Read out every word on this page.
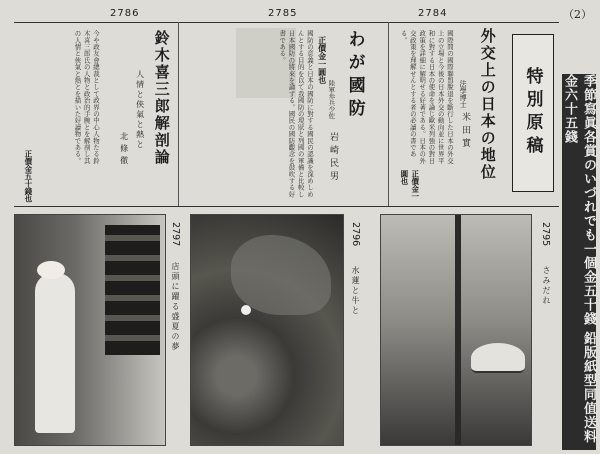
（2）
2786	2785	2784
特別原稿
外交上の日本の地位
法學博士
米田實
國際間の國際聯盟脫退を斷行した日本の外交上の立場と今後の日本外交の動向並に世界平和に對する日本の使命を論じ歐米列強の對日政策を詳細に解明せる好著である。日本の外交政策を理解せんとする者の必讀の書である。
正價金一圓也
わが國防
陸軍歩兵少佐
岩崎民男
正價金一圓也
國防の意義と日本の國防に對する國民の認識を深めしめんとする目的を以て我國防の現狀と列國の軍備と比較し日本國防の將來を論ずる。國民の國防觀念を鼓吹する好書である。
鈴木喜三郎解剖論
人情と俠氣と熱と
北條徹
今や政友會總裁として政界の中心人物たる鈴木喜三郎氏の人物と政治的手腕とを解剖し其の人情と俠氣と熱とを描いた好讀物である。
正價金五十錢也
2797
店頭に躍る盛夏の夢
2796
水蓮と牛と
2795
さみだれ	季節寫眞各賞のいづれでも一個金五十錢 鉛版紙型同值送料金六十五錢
...
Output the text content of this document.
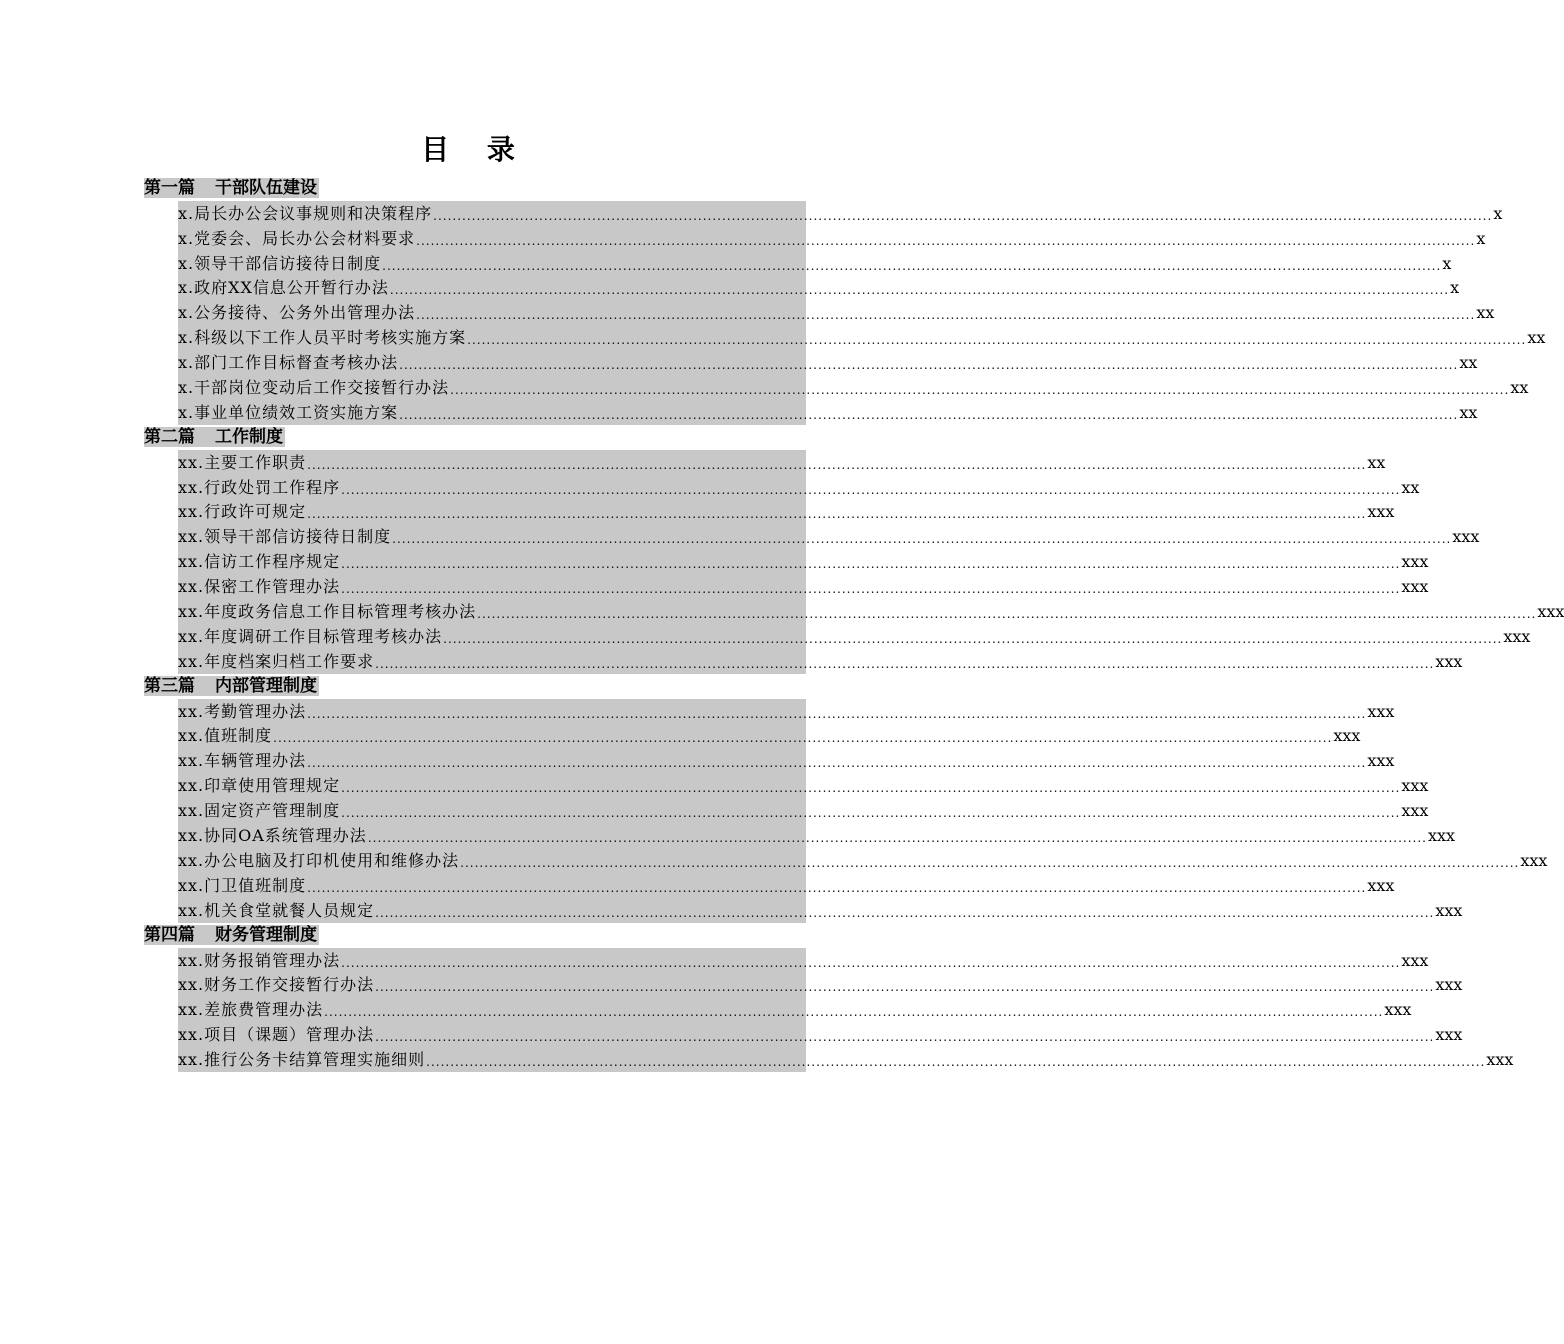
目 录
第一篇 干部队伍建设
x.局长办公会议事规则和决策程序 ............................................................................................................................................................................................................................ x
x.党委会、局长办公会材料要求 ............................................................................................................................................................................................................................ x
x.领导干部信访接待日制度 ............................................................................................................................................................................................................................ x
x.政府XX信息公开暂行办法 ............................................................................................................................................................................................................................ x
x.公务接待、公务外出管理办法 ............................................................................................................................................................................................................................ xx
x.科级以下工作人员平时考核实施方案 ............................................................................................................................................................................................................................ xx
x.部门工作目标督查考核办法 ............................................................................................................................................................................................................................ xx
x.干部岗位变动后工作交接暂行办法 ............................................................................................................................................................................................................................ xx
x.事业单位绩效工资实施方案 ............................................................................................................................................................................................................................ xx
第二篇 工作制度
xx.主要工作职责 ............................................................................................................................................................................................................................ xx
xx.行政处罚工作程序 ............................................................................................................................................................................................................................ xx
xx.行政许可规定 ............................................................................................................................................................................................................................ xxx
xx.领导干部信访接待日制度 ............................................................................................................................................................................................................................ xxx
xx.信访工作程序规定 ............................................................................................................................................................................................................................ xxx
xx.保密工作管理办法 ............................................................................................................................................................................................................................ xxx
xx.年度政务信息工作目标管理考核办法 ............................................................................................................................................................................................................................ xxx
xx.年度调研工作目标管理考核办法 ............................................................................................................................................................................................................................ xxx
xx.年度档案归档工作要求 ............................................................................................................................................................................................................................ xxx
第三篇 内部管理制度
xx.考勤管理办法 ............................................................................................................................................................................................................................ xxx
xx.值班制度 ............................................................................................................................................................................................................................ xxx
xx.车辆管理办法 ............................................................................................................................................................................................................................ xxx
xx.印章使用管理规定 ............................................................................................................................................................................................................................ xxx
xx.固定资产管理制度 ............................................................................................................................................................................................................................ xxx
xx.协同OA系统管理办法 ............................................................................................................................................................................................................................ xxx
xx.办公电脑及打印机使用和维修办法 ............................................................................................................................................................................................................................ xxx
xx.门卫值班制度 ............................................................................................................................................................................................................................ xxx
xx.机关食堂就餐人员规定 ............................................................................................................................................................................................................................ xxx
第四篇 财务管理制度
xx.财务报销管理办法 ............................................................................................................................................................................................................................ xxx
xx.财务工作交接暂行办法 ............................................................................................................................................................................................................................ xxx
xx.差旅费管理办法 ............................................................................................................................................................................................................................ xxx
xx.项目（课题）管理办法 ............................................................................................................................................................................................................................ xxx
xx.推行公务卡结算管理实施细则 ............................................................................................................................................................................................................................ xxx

• _PROBLEM STATEMENT_
Return each line of the listing that holds the string "this".

• _TASK SOLUTION_
Read out every word on this page.
Output the text content of this document.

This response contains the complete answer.